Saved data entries

* start *

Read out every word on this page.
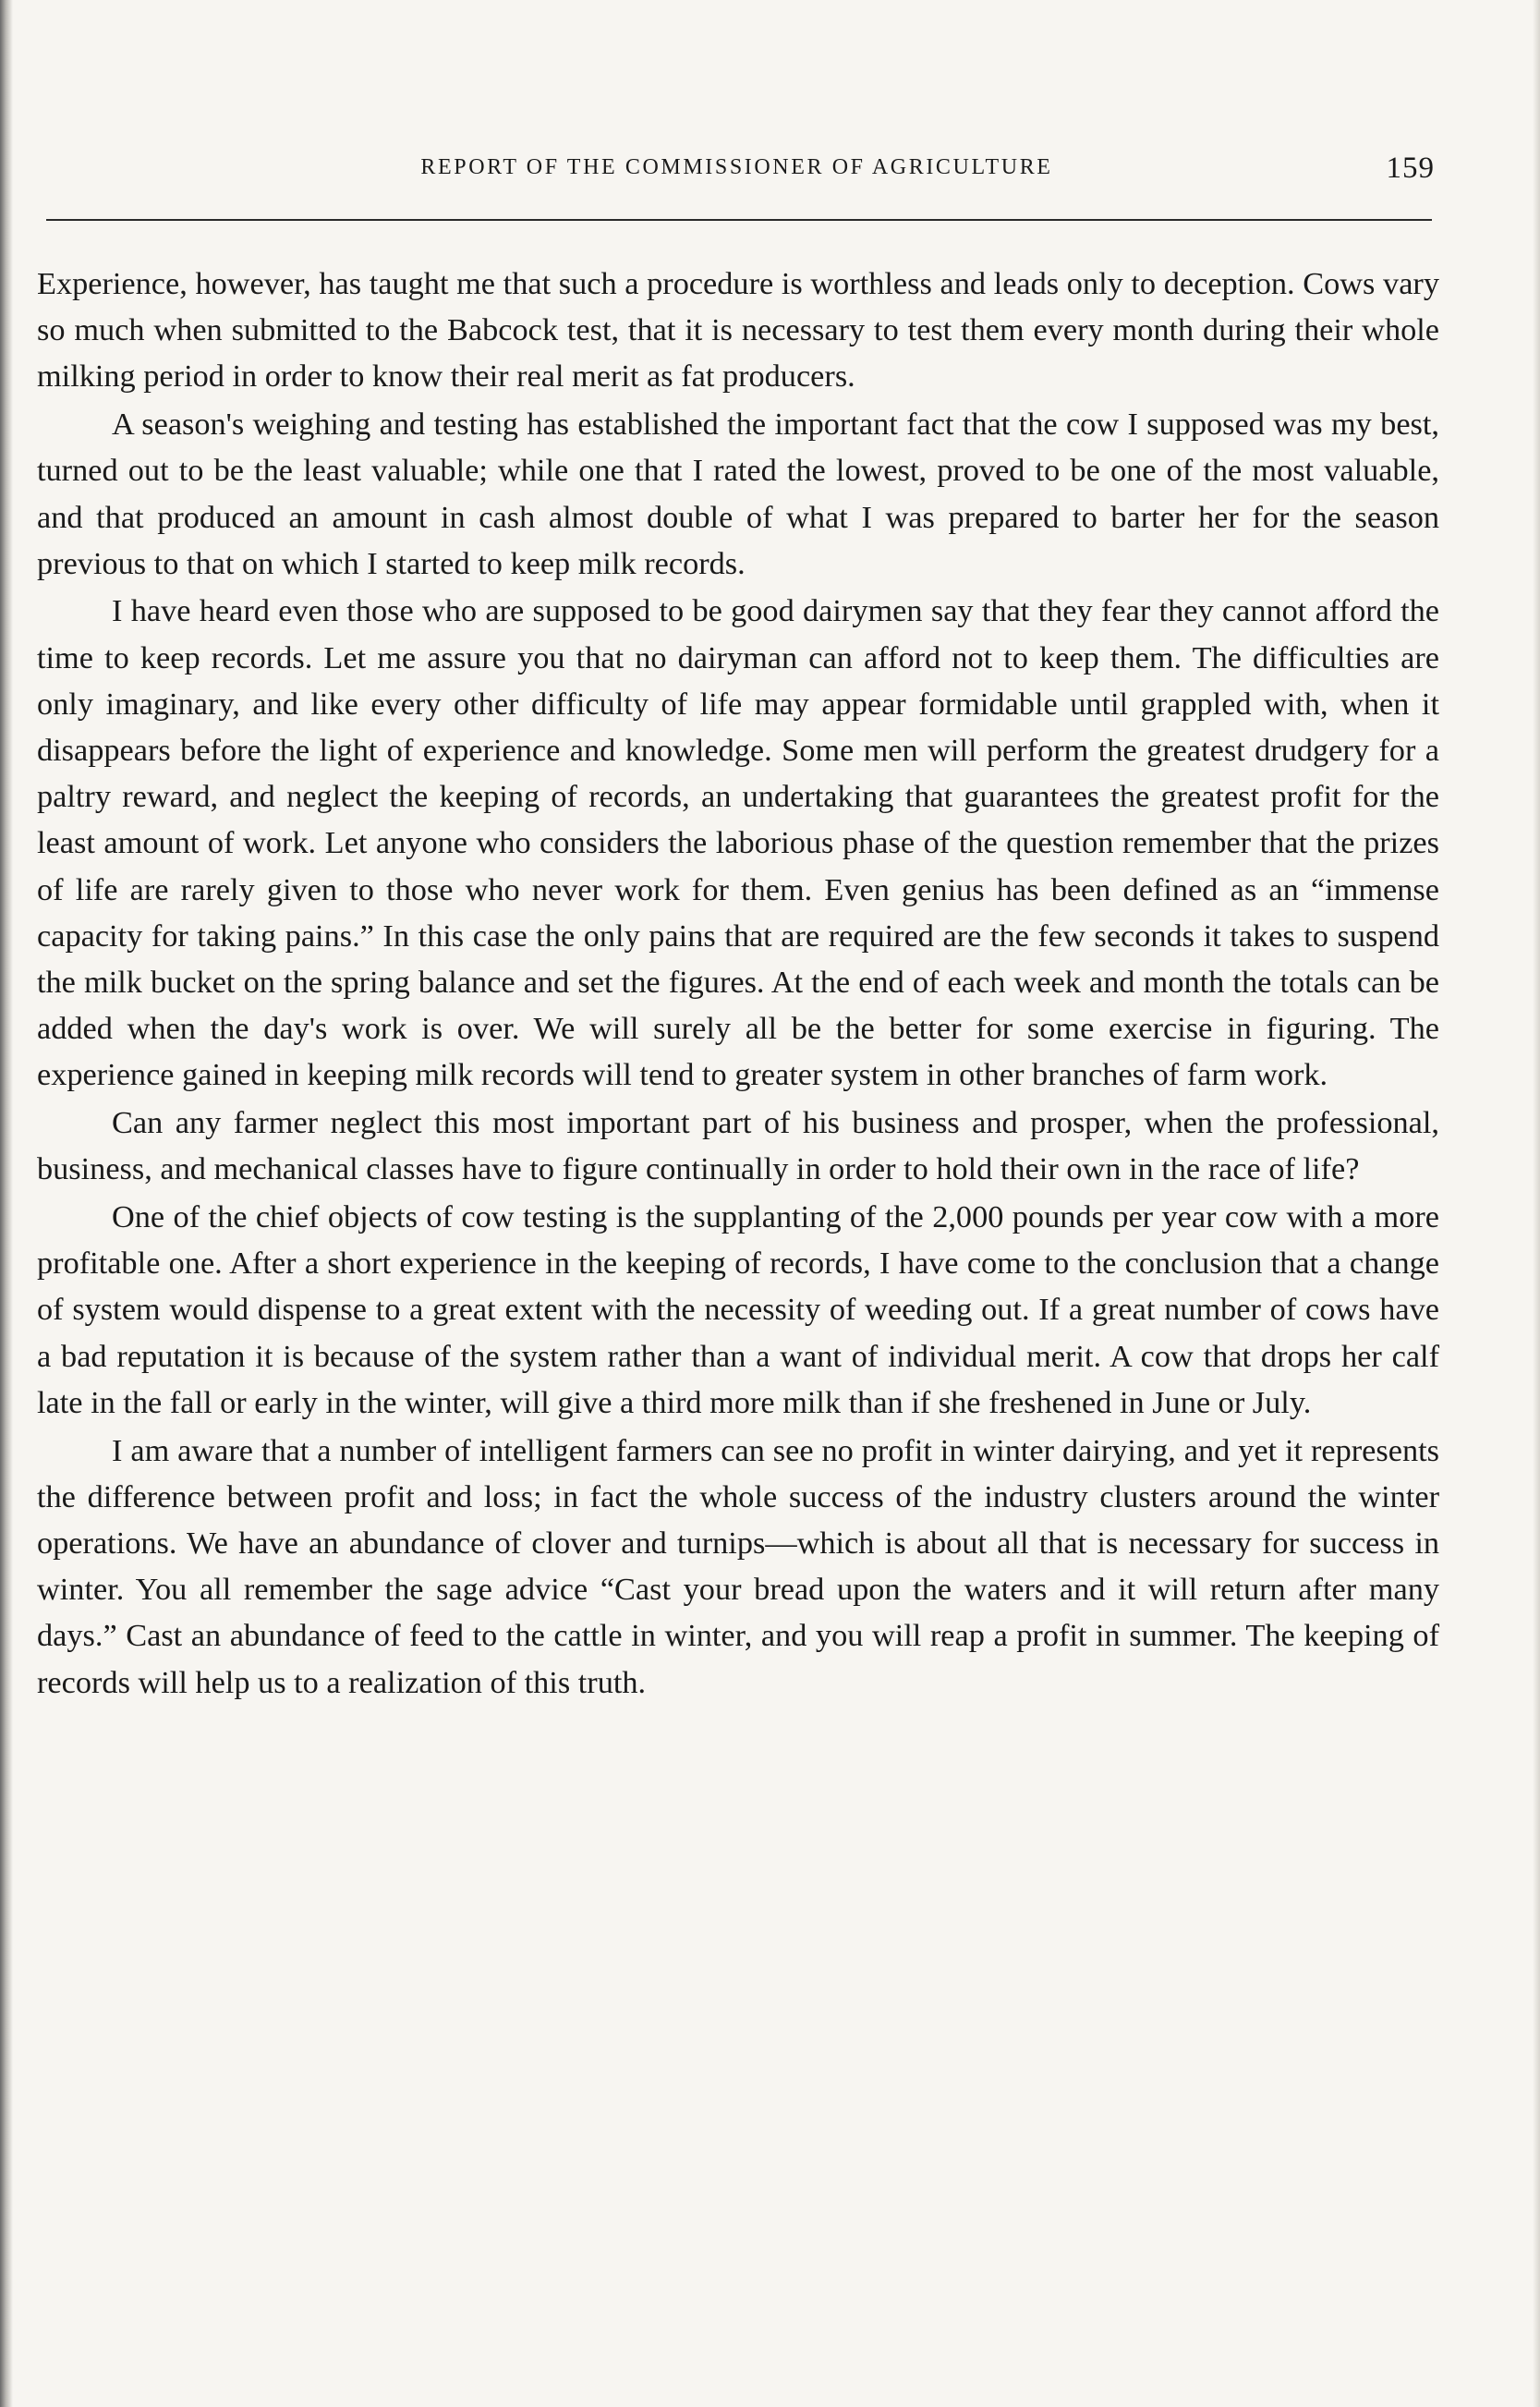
REPORT OF THE COMMISSIONER OF AGRICULTURE	159

Experience, however, has taught me that such a procedure is worthless and leads only to deception. Cows vary so much when submitted to the Babcock test, that it is necessary to test them every month during their whole milking period in order to know their real merit as fat producers.

A season's weighing and testing has established the important fact that the cow I supposed was my best, turned out to be the least valuable; while one that I rated the lowest, proved to be one of the most valuable, and that produced an amount in cash almost double of what I was prepared to barter her for the season previous to that on which I started to keep milk records.

I have heard even those who are supposed to be good dairymen say that they fear they cannot afford the time to keep records. Let me assure you that no dairyman can afford not to keep them. The difficulties are only imaginary, and like every other difficulty of life may appear formidable until grappled with, when it disappears before the light of experience and knowledge. Some men will perform the greatest drudgery for a paltry reward, and neglect the keeping of records, an undertaking that guarantees the greatest profit for the least amount of work. Let anyone who considers the laborious phase of the question remember that the prizes of life are rarely given to those who never work for them. Even genius has been defined as an “immense capacity for taking pains.” In this case the only pains that are required are the few seconds it takes to suspend the milk bucket on the spring balance and set the figures. At the end of each week and month the totals can be added when the day's work is over. We will surely all be the better for some exercise in figuring. The experience gained in keeping milk records will tend to greater system in other branches of farm work.

Can any farmer neglect this most important part of his business and prosper, when the professional, business, and mechanical classes have to figure continually in order to hold their own in the race of life?

One of the chief objects of cow testing is the supplanting of the 2,000 pounds per year cow with a more profitable one. After a short experience in the keeping of records, I have come to the conclusion that a change of system would dispense to a great extent with the necessity of weeding out. If a great number of cows have a bad reputation it is because of the system rather than a want of individual merit. A cow that drops her calf late in the fall or early in the winter, will give a third more milk than if she freshened in June or July.

I am aware that a number of intelligent farmers can see no profit in winter dairying, and yet it represents the difference between profit and loss; in fact the whole success of the industry clusters around the winter operations. We have an abundance of clover and turnips—which is about all that is necessary for success in winter. You all remember the sage advice “Cast your bread upon the waters and it will return after many days.” Cast an abundance of feed to the cattle in winter, and you will reap a profit in summer. The keeping of records will help us to a realization of this truth.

* end *

Task prompt » Every entry must be reproduced exactly, with the images left out.

Result »
Read out every word on this page.
REPORT OF THE COMMISSIONER OF AGRICULTURE	159

Experience, however, has taught me that such a procedure is worthless and leads only to deception. Cows vary so much when submitted to the Babcock test, that it is necessary to test them every month during their whole milking period in order to know their real merit as fat producers.

A season's weighing and testing has established the important fact that the cow I supposed was my best, turned out to be the least valuable; while one that I rated the lowest, proved to be one of the most valuable, and that produced an amount in cash almost double of what I was prepared to barter her for the season previous to that on which I started to keep milk records.

I have heard even those who are supposed to be good dairymen say that they fear they cannot afford the time to keep records. Let me assure you that no dairyman can afford not to keep them. The difficulties are only imaginary, and like every other difficulty of life may appear formidable until grappled with, when it disappears before the light of experience and knowledge. Some men will perform the greatest drudgery for a paltry reward, and neglect the keeping of records, an undertaking that guarantees the greatest profit for the least amount of work. Let anyone who considers the laborious phase of the question remember that the prizes of life are rarely given to those who never work for them. Even genius has been defined as an “immense capacity for taking pains.” In this case the only pains that are required are the few seconds it takes to suspend the milk bucket on the spring balance and set the figures. At the end of each week and month the totals can be added when the day's work is over. We will surely all be the better for some exercise in figuring. The experience gained in keeping milk records will tend to greater system in other branches of farm work.

Can any farmer neglect this most important part of his business and prosper, when the professional, business, and mechanical classes have to figure continually in order to hold their own in the race of life?

One of the chief objects of cow testing is the supplanting of the 2,000 pounds per year cow with a more profitable one. After a short experience in the keeping of records, I have come to the conclusion that a change of system would dispense to a great extent with the necessity of weeding out. If a great number of cows have a bad reputation it is because of the system rather than a want of individual merit. A cow that drops her calf late in the fall or early in the winter, will give a third more milk than if she freshened in June or July.

I am aware that a number of intelligent farmers can see no profit in winter dairying, and yet it represents the difference between profit and loss; in fact the whole success of the industry clusters around the winter operations. We have an abundance of clover and turnips—which is about all that is necessary for success in winter. You all remember the sage advice “Cast your bread upon the waters and it will return after many days.” Cast an abundance of feed to the cattle in winter, and you will reap a profit in summer. The keeping of records will help us to a realization of this truth.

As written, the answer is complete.